- [Extracted data]:
----------

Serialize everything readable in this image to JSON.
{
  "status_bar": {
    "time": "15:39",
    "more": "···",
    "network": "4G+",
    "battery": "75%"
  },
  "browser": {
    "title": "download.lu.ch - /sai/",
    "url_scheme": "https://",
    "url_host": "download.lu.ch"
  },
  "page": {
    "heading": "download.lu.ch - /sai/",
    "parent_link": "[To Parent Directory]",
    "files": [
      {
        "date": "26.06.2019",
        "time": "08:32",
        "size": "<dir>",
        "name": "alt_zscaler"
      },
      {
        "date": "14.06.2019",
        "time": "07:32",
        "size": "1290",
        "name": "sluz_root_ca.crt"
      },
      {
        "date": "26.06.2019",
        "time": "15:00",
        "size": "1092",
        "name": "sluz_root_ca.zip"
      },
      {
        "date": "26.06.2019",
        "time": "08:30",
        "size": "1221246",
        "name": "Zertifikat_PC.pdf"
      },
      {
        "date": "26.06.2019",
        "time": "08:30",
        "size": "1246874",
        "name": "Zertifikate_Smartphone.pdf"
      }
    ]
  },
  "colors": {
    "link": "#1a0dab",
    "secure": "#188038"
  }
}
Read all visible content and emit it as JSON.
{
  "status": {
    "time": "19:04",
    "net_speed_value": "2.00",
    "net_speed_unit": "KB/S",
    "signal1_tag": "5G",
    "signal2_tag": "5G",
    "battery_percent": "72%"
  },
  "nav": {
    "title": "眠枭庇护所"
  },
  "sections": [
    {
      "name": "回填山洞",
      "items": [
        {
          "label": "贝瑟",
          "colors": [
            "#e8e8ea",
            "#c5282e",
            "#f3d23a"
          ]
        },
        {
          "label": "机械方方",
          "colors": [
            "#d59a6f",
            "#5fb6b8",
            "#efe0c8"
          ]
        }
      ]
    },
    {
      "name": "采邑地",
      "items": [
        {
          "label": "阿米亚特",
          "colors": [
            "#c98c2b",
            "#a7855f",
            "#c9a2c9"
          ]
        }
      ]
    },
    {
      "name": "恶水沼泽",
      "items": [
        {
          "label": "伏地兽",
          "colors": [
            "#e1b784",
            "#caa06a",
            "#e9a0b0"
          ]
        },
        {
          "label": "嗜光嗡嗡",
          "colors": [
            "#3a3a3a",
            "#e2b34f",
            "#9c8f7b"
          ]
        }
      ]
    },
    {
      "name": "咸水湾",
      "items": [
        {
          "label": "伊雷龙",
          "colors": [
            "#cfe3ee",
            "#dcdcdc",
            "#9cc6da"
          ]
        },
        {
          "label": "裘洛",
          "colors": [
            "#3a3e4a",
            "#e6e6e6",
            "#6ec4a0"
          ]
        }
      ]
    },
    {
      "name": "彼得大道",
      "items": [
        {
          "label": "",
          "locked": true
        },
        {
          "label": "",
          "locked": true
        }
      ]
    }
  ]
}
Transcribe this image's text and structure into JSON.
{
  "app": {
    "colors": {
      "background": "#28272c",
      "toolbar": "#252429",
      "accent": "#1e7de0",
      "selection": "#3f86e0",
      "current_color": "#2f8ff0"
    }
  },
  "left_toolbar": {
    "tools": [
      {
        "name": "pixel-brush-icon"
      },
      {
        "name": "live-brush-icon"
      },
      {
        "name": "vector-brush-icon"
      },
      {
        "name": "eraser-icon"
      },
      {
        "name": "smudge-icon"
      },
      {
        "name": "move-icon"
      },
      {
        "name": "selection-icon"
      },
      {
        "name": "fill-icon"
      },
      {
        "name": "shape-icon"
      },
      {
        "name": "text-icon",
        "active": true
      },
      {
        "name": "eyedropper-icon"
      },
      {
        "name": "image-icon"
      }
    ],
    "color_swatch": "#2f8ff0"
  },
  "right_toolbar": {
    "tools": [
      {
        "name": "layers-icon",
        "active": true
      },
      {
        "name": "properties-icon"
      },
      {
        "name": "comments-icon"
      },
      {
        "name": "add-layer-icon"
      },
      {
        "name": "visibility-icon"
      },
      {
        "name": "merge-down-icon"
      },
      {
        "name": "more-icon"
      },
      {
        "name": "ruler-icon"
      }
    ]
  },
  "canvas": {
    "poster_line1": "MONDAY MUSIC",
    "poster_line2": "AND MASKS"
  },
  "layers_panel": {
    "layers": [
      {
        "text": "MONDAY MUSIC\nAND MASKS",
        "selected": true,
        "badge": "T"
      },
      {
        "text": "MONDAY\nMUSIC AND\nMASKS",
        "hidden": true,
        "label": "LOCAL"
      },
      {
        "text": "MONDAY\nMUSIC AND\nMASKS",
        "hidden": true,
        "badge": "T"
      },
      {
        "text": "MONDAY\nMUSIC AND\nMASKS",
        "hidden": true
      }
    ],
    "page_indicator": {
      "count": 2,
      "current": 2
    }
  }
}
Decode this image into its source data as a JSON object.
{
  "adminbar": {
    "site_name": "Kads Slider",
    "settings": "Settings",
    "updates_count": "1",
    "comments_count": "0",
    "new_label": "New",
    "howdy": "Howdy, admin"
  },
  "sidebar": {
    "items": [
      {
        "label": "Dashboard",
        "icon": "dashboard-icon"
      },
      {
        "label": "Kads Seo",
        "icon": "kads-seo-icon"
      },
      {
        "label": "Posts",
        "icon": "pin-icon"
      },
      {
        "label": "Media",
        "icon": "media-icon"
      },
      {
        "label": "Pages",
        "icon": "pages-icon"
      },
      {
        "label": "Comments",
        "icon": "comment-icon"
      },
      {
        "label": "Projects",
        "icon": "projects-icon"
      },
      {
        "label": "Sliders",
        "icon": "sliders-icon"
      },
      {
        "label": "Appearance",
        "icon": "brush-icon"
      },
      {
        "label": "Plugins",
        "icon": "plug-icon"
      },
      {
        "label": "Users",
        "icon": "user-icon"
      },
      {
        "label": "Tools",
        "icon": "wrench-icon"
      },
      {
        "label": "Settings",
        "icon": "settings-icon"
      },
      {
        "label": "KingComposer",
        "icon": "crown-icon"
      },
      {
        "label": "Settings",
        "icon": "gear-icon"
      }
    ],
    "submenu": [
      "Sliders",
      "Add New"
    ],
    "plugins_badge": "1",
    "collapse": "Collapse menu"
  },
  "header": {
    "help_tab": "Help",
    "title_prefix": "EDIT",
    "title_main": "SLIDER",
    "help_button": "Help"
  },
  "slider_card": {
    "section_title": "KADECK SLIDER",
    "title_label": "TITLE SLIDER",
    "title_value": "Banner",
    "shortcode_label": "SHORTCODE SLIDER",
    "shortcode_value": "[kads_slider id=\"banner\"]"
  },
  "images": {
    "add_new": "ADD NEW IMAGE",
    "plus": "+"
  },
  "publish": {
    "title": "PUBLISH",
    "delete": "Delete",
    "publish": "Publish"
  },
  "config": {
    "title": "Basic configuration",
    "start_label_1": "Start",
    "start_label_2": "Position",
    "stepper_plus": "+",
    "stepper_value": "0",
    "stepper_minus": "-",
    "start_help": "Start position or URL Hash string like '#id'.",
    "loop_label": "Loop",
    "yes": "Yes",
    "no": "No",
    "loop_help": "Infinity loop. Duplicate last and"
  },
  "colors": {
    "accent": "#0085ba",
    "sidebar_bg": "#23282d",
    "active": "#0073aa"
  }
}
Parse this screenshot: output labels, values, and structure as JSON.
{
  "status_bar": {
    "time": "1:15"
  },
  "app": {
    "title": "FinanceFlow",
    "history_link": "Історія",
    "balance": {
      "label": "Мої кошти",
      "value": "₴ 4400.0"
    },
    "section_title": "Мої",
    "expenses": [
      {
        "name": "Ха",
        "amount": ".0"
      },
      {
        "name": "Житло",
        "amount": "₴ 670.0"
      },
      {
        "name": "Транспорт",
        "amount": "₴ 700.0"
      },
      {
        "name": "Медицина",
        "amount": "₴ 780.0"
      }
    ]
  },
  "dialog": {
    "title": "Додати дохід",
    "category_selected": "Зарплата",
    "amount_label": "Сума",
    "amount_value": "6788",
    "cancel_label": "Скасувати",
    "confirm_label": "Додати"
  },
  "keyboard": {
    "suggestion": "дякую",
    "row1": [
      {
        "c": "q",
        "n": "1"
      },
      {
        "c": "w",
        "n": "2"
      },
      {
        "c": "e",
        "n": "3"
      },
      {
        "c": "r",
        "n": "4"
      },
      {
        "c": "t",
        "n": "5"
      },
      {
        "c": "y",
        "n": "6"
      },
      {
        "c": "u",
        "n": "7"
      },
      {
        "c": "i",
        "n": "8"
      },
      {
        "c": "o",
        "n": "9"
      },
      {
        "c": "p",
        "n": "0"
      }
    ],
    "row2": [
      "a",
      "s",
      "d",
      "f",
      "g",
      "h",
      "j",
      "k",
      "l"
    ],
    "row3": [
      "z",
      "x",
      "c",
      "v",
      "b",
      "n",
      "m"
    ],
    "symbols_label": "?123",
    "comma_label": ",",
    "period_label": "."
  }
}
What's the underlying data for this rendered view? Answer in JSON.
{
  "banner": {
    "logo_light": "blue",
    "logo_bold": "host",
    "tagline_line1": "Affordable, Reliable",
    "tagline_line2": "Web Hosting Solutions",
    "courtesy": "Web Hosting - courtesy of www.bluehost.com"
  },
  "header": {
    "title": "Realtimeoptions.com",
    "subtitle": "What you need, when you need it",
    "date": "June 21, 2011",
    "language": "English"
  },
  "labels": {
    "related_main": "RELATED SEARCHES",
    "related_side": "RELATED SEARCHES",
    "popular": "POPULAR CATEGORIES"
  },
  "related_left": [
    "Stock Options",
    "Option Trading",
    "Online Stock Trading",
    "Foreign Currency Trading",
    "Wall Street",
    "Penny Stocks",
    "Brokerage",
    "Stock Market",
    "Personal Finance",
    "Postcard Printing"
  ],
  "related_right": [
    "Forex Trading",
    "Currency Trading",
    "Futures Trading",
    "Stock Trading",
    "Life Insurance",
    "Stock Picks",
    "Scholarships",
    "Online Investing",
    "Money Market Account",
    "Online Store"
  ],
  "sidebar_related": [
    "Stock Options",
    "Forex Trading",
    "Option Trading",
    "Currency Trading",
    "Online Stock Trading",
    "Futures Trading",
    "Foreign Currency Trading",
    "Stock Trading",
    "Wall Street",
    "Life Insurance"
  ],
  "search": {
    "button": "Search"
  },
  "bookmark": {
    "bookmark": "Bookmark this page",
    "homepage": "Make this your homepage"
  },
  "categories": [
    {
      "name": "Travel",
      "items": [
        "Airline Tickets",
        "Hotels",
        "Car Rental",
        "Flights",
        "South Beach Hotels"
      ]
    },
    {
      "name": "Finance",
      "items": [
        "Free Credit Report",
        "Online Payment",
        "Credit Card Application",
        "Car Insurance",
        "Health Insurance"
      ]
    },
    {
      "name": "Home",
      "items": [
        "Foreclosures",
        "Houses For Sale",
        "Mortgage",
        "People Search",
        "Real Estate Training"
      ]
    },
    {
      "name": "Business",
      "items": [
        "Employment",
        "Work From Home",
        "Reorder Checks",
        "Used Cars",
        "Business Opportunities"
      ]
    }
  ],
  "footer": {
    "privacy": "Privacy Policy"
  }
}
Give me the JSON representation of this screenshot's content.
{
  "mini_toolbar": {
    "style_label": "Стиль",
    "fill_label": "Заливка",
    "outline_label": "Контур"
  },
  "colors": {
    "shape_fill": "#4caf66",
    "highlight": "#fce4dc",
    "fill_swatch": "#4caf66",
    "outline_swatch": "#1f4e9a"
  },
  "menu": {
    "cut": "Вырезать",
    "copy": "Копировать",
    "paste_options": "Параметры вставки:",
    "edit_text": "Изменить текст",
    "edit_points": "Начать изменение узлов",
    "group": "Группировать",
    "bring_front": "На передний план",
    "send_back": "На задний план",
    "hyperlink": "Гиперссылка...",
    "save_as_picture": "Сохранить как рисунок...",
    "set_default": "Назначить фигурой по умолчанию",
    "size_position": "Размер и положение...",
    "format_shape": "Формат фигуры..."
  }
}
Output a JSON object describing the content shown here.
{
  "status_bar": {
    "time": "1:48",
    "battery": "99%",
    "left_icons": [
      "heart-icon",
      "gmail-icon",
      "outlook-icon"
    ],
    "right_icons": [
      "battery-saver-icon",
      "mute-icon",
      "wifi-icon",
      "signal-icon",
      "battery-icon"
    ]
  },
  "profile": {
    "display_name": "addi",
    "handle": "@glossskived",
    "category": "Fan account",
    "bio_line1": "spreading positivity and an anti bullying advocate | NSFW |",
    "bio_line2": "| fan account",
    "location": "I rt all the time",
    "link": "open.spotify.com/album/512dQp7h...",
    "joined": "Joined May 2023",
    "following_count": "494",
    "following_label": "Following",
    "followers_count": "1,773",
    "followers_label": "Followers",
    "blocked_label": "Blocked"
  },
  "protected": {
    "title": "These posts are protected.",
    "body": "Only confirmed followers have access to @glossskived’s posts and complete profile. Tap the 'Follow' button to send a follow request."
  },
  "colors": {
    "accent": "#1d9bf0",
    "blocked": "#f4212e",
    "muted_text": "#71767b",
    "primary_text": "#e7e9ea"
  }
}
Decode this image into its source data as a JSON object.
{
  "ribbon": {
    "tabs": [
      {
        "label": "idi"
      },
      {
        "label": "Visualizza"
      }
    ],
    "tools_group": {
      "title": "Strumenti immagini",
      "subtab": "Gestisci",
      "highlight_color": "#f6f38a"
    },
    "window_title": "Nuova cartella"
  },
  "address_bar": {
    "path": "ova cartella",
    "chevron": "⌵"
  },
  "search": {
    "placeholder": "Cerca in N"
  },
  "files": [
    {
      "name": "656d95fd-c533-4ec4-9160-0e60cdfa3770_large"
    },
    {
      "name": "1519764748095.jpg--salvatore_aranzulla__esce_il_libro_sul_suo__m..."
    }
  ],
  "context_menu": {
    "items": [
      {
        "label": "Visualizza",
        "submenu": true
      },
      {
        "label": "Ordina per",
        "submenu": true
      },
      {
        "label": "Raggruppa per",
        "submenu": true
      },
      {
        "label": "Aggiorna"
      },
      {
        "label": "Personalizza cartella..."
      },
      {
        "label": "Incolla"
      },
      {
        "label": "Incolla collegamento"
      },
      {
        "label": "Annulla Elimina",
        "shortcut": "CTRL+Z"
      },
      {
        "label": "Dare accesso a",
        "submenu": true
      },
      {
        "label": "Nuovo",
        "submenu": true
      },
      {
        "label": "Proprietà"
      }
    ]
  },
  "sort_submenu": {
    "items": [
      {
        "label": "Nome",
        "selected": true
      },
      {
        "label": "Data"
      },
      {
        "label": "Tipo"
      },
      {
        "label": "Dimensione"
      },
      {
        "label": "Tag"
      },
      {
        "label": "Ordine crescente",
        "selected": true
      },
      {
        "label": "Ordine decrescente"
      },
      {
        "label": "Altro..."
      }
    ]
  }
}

----------

- [The exercise]:
Lines of the material that contain the word "protected" are to be gathered.

- [Response to the exercise]:
  "protected": {
    "title": "These posts are protected.",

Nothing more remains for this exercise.